■ **RECORD EXTRACTS**:
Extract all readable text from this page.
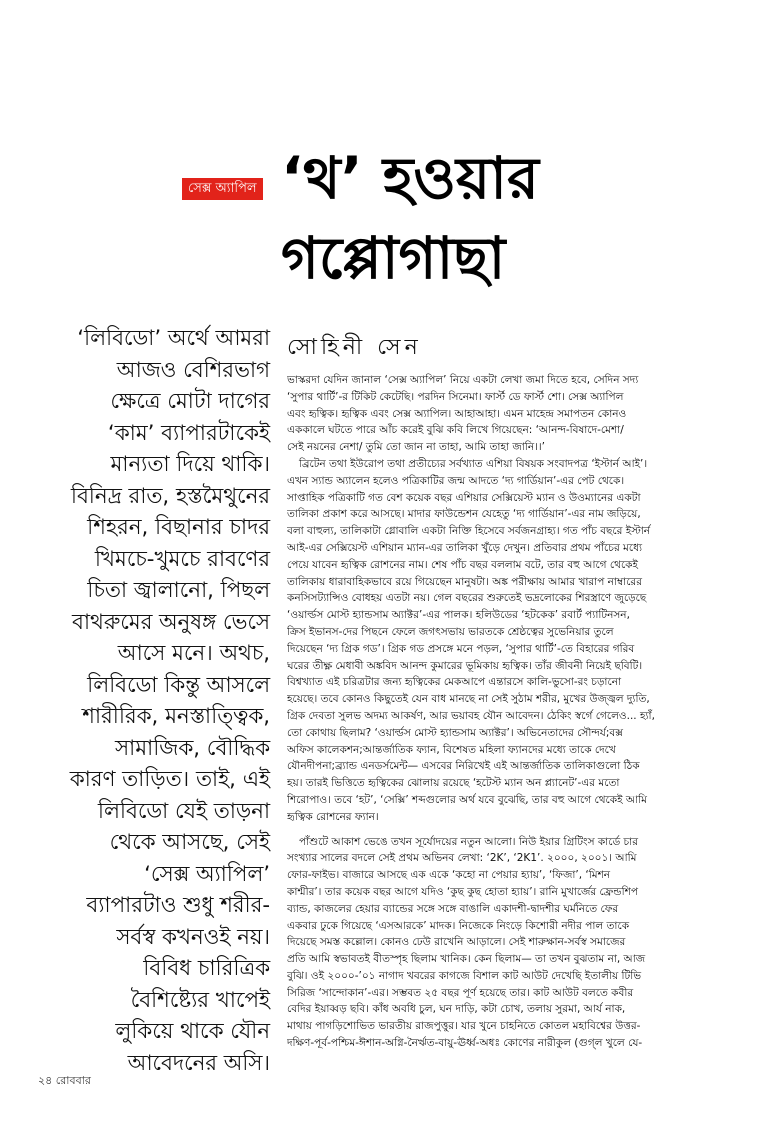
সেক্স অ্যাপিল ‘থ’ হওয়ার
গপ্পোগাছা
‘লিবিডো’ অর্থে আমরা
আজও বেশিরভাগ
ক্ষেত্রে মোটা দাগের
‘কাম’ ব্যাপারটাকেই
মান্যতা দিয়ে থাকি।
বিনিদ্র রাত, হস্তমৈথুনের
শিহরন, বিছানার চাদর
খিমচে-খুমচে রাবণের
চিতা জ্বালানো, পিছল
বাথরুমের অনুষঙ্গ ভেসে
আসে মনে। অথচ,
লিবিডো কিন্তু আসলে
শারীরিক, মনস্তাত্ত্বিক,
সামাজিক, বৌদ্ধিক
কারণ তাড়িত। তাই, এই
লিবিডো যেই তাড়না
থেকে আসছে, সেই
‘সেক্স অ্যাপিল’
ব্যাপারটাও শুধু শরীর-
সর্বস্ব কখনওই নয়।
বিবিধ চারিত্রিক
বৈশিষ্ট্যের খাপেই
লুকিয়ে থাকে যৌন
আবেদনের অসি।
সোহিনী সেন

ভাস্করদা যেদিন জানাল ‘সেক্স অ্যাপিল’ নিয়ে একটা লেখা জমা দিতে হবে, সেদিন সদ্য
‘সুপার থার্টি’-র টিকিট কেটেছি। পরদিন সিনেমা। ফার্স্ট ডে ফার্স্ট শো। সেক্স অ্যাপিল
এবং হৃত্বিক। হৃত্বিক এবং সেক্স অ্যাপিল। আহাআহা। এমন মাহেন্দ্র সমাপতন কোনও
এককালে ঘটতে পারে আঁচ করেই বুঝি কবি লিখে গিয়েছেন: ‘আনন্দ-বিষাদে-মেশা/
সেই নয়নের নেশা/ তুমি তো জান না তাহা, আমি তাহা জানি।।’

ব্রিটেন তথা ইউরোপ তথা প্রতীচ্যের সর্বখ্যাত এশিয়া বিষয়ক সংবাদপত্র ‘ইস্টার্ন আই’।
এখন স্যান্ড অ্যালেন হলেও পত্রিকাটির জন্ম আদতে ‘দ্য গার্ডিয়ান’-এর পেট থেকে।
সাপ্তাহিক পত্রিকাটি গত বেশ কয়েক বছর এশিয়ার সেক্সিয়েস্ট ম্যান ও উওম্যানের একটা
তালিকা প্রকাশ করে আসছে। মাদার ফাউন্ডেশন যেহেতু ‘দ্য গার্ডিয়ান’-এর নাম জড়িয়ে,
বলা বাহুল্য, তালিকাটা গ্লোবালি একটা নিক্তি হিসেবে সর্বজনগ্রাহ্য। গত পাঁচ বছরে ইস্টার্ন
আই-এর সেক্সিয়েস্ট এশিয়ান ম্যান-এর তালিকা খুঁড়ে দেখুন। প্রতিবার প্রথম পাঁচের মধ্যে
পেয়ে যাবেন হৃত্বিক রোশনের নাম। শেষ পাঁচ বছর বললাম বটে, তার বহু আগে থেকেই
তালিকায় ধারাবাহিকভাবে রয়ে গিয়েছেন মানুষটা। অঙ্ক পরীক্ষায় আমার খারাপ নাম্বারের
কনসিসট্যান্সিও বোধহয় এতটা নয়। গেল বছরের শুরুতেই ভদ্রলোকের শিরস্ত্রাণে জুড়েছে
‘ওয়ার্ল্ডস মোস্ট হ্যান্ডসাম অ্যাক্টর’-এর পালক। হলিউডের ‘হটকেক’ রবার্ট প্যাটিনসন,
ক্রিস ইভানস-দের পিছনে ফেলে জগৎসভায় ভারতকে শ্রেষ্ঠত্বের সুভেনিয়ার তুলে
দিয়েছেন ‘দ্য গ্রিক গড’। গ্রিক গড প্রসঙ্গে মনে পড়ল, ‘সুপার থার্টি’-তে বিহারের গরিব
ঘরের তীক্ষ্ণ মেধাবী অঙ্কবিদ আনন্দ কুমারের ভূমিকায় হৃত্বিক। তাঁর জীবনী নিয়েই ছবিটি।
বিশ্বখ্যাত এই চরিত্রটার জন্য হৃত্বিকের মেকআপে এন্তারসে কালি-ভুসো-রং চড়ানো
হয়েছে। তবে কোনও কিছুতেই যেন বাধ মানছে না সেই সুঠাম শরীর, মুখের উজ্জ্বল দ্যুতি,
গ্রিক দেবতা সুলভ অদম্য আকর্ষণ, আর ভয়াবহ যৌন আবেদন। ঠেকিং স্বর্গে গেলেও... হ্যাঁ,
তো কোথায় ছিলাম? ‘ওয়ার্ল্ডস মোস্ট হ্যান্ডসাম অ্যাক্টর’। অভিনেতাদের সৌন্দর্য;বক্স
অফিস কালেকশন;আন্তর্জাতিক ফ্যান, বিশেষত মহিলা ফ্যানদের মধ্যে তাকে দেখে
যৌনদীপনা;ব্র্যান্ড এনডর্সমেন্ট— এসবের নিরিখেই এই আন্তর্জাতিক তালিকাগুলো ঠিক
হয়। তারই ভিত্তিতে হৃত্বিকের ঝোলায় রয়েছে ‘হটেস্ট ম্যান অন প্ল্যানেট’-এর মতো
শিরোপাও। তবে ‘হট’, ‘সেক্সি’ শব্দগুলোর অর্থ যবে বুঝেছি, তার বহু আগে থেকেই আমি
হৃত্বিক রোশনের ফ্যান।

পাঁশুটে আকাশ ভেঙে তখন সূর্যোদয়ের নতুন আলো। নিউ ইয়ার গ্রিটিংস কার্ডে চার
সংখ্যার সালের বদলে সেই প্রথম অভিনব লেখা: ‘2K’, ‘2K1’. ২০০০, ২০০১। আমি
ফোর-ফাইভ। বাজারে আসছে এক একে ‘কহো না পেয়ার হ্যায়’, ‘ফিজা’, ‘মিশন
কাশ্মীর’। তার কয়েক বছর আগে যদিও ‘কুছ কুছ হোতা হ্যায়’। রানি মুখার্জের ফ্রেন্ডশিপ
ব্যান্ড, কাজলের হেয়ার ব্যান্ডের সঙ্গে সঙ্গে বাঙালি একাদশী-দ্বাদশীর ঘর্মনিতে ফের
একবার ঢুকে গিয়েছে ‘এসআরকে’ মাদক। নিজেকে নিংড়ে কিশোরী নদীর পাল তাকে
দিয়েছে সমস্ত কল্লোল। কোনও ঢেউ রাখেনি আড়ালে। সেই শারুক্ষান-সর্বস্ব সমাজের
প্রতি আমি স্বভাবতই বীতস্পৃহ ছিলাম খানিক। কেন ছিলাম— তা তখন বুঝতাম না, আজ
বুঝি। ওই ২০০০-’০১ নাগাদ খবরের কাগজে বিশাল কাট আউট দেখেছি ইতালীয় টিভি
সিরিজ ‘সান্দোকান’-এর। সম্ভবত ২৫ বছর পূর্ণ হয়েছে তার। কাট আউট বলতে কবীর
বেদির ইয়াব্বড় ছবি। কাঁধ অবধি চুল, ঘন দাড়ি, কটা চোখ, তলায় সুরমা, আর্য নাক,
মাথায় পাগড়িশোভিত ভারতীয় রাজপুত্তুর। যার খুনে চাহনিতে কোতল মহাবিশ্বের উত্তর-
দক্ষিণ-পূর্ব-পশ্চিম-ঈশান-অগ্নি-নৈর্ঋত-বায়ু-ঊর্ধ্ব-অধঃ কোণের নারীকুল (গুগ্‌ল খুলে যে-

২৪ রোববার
---
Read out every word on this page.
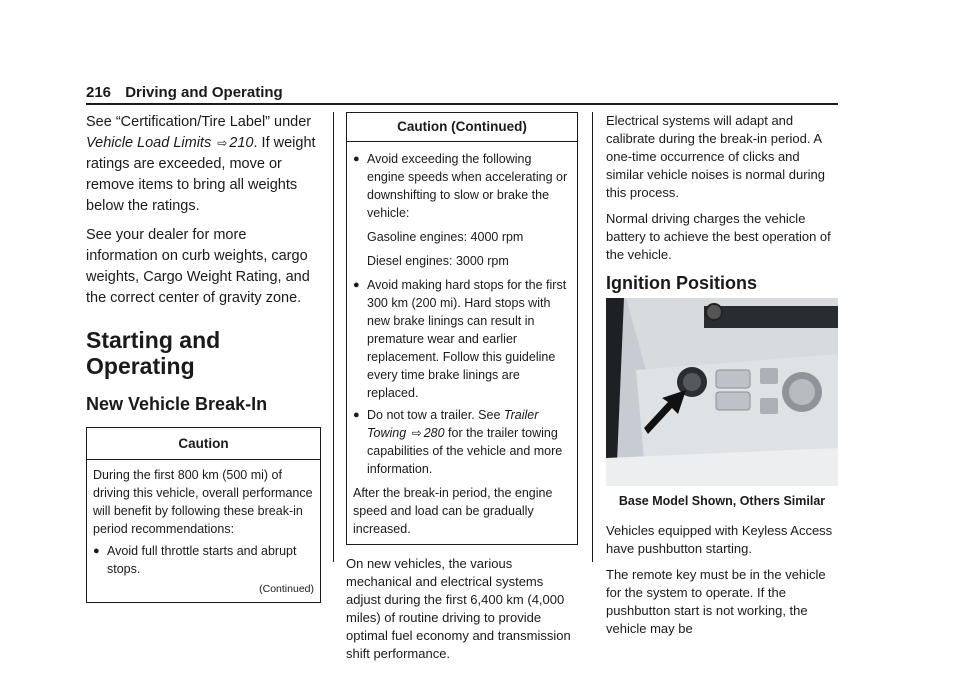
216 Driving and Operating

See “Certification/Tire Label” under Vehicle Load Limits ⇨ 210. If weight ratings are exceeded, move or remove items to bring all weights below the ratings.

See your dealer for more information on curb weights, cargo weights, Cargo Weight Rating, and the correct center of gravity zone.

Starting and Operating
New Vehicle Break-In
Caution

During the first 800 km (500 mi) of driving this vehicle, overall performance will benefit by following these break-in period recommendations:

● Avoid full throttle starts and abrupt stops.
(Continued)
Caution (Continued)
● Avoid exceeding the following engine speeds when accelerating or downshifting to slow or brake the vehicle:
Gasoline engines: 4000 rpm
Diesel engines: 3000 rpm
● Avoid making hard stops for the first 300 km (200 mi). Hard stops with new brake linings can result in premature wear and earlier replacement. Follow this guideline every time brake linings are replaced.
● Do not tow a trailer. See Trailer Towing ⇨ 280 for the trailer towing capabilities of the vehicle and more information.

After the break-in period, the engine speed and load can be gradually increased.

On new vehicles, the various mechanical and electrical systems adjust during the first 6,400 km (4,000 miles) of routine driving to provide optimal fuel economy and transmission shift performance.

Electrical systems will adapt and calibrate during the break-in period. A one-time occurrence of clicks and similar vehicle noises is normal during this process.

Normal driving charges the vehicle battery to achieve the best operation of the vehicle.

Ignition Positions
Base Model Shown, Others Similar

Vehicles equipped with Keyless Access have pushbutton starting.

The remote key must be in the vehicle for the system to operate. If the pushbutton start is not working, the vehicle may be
...
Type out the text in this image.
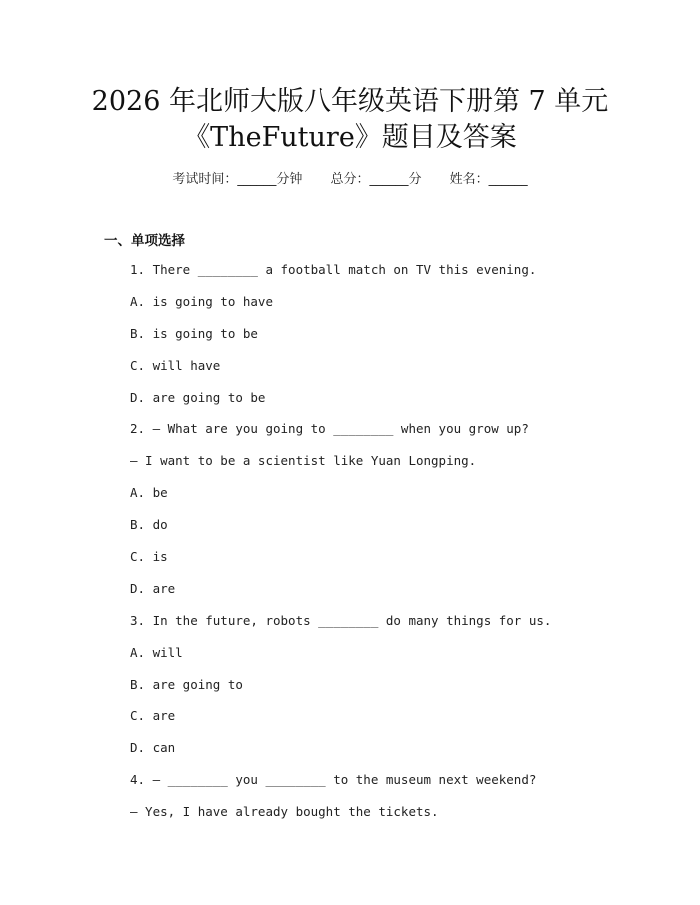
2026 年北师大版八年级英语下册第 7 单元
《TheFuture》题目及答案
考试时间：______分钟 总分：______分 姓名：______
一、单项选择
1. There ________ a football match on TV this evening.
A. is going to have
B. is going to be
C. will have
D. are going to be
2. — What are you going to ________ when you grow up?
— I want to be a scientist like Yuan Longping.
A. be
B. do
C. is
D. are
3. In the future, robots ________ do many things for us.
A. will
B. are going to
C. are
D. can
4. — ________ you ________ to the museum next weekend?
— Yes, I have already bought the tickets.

■ **GIVEN INSTRUCTION**:
List all lines from the entries that include the word "first".

■ **RESULT**:
During the first 800 km (500 mi) of driving this vehicle, overall performance will benefit by following these break-in period recommendations:
● Avoid making hard stops for the first 300 km (200 mi). Hard stops with new brake linings can result in premature wear and earlier replacement. Follow this guideline every time brake linings are replaced.
On new vehicles, the various mechanical and electrical systems adjust during the first 6,400 km (4,000 miles) of routine driving to provide optimal fuel economy and transmission shift performance.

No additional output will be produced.